**To be done:** Print the material below line for line, without changing anything.

**Exercise material:**

--*--

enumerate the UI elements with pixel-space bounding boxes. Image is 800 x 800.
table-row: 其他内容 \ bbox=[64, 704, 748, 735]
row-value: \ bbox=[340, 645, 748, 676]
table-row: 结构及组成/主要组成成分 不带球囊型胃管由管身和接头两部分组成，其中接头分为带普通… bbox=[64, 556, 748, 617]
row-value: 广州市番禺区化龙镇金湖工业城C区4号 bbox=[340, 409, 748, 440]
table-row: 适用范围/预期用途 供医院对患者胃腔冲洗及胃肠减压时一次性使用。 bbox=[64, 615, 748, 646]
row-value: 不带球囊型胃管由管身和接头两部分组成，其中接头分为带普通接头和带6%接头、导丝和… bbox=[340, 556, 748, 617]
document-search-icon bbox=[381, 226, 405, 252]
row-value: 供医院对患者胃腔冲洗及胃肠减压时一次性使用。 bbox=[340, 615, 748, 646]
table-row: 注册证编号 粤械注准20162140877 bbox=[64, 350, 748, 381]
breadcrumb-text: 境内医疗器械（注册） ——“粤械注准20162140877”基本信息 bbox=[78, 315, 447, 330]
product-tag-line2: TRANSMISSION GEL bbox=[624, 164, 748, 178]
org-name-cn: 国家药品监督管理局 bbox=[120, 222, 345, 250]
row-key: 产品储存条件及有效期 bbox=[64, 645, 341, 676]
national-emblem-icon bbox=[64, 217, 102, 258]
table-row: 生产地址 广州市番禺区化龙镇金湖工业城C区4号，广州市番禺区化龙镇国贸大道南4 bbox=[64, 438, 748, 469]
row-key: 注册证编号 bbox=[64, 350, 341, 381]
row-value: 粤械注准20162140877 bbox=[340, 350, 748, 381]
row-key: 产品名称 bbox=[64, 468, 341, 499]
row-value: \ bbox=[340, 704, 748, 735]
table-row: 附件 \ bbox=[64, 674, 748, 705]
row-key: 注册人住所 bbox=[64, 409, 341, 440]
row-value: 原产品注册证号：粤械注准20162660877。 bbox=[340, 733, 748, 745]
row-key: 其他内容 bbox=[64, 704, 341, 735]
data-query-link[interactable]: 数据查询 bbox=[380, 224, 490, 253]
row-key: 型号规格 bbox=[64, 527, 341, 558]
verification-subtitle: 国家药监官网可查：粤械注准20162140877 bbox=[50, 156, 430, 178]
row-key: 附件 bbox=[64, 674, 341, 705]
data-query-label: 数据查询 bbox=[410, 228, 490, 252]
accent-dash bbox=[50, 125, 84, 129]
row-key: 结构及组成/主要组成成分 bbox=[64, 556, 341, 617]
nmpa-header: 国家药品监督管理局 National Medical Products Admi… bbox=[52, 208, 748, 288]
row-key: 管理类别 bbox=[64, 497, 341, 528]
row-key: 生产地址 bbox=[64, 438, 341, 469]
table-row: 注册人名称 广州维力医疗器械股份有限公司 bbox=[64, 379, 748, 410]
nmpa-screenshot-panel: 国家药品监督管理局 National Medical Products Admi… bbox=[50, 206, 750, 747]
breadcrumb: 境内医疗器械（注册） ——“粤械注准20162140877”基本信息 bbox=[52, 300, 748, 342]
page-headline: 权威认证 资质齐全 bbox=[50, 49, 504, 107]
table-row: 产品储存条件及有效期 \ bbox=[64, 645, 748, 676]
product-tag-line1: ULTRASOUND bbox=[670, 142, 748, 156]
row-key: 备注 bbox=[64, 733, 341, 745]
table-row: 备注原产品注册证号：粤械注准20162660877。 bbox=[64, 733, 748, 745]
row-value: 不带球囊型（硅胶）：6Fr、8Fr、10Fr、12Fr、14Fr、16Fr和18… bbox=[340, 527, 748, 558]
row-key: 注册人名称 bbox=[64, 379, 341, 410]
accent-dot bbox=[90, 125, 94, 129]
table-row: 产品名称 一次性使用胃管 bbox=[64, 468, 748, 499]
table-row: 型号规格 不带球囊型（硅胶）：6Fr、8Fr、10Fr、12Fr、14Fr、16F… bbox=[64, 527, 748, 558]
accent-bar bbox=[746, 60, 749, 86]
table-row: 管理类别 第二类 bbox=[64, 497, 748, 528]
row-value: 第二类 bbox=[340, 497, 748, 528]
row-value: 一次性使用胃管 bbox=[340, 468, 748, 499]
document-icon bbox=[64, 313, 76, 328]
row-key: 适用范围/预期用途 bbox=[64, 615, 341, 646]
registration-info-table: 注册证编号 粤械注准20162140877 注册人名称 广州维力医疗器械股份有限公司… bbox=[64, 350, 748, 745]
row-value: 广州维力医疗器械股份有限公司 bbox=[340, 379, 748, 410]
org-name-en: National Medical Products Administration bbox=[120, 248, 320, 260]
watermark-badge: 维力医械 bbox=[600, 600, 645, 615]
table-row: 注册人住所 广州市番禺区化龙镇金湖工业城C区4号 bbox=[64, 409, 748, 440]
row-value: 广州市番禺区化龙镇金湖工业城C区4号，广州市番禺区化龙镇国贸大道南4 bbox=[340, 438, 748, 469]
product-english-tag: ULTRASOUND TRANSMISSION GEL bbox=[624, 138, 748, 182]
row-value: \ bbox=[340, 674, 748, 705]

--*--

**Worked solution:**
enumerate the UI elements with pixel-space bounding boxes. Image is 800 x 800.
table-row: 其他内容 \ bbox=[64, 704, 748, 735]
row-value: \ bbox=[340, 645, 748, 676]
table-row: 结构及组成/主要组成成分 不带球囊型胃管由管身和接头两部分组成，其中接头分为带普通… bbox=[64, 556, 748, 617]
row-value: 广州市番禺区化龙镇金湖工业城C区4号 bbox=[340, 409, 748, 440]
table-row: 适用范围/预期用途 供医院对患者胃腔冲洗及胃肠减压时一次性使用。 bbox=[64, 615, 748, 646]
row-value: 不带球囊型胃管由管身和接头两部分组成，其中接头分为带普通接头和带6%接头、导丝和… bbox=[340, 556, 748, 617]
document-search-icon bbox=[381, 226, 405, 252]
row-value: 供医院对患者胃腔冲洗及胃肠减压时一次性使用。 bbox=[340, 615, 748, 646]
table-row: 注册证编号 粤械注准20162140877 bbox=[64, 350, 748, 381]
breadcrumb-text: 境内医疗器械（注册） ——“粤械注准20162140877”基本信息 bbox=[78, 315, 447, 330]
product-tag-line2: TRANSMISSION GEL bbox=[624, 164, 748, 178]
org-name-cn: 国家药品监督管理局 bbox=[120, 222, 345, 250]
row-key: 产品储存条件及有效期 bbox=[64, 645, 341, 676]
national-emblem-icon bbox=[64, 217, 102, 258]
table-row: 生产地址 广州市番禺区化龙镇金湖工业城C区4号，广州市番禺区化龙镇国贸大道南4 bbox=[64, 438, 748, 469]
row-key: 注册证编号 bbox=[64, 350, 341, 381]
row-value: 粤械注准20162140877 bbox=[340, 350, 748, 381]
row-key: 产品名称 bbox=[64, 468, 341, 499]
row-value: \ bbox=[340, 704, 748, 735]
table-row: 附件 \ bbox=[64, 674, 748, 705]
row-key: 注册人住所 bbox=[64, 409, 341, 440]
row-value: 原产品注册证号：粤械注准20162660877。 bbox=[340, 733, 748, 745]
row-key: 其他内容 bbox=[64, 704, 341, 735]
data-query-link[interactable]: 数据查询 bbox=[380, 224, 490, 253]
row-key: 型号规格 bbox=[64, 527, 341, 558]
verification-subtitle: 国家药监官网可查：粤械注准20162140877 bbox=[50, 156, 430, 178]
row-key: 附件 bbox=[64, 674, 341, 705]
data-query-label: 数据查询 bbox=[410, 228, 490, 252]
accent-dash bbox=[50, 125, 84, 129]
row-key: 结构及组成/主要组成成分 bbox=[64, 556, 341, 617]
nmpa-header: 国家药品监督管理局 National Medical Products Admi… bbox=[52, 208, 748, 288]
row-key: 管理类别 bbox=[64, 497, 341, 528]
row-key: 生产地址 bbox=[64, 438, 341, 469]
table-row: 注册人名称 广州维力医疗器械股份有限公司 bbox=[64, 379, 748, 410]
nmpa-screenshot-panel: 国家药品监督管理局 National Medical Products Admi… bbox=[50, 206, 750, 747]
breadcrumb: 境内医疗器械（注册） ——“粤械注准20162140877”基本信息 bbox=[52, 300, 748, 342]
page-headline: 权威认证 资质齐全 bbox=[50, 49, 504, 107]
table-row: 产品储存条件及有效期 \ bbox=[64, 645, 748, 676]
product-tag-line1: ULTRASOUND bbox=[670, 142, 748, 156]
row-key: 备注 bbox=[64, 733, 341, 745]
table-row: 备注原产品注册证号：粤械注准20162660877。 bbox=[64, 733, 748, 745]
row-value: 不带球囊型（硅胶）：6Fr、8Fr、10Fr、12Fr、14Fr、16Fr和18… bbox=[340, 527, 748, 558]
row-key: 注册人名称 bbox=[64, 379, 341, 410]
accent-dot bbox=[90, 125, 94, 129]
table-row: 产品名称 一次性使用胃管 bbox=[64, 468, 748, 499]
table-row: 型号规格 不带球囊型（硅胶）：6Fr、8Fr、10Fr、12Fr、14Fr、16F… bbox=[64, 527, 748, 558]
accent-bar bbox=[746, 60, 749, 86]
table-row: 管理类别 第二类 bbox=[64, 497, 748, 528]
row-value: 第二类 bbox=[340, 497, 748, 528]
row-value: 一次性使用胃管 bbox=[340, 468, 748, 499]
document-icon bbox=[64, 313, 76, 328]
row-key: 适用范围/预期用途 bbox=[64, 615, 341, 646]
registration-info-table: 注册证编号 粤械注准20162140877 注册人名称 广州维力医疗器械股份有限公司… bbox=[64, 350, 748, 745]
row-value: 广州维力医疗器械股份有限公司 bbox=[340, 379, 748, 410]
org-name-en: National Medical Products Administration bbox=[120, 248, 320, 260]
watermark-badge: 维力医械 bbox=[600, 600, 645, 615]
table-row: 注册人住所 广州市番禺区化龙镇金湖工业城C区4号 bbox=[64, 409, 748, 440]
row-value: 广州市番禺区化龙镇金湖工业城C区4号，广州市番禺区化龙镇国贸大道南4 bbox=[340, 438, 748, 469]
product-english-tag: ULTRASOUND TRANSMISSION GEL bbox=[624, 138, 748, 182]
row-value: \ bbox=[340, 674, 748, 705]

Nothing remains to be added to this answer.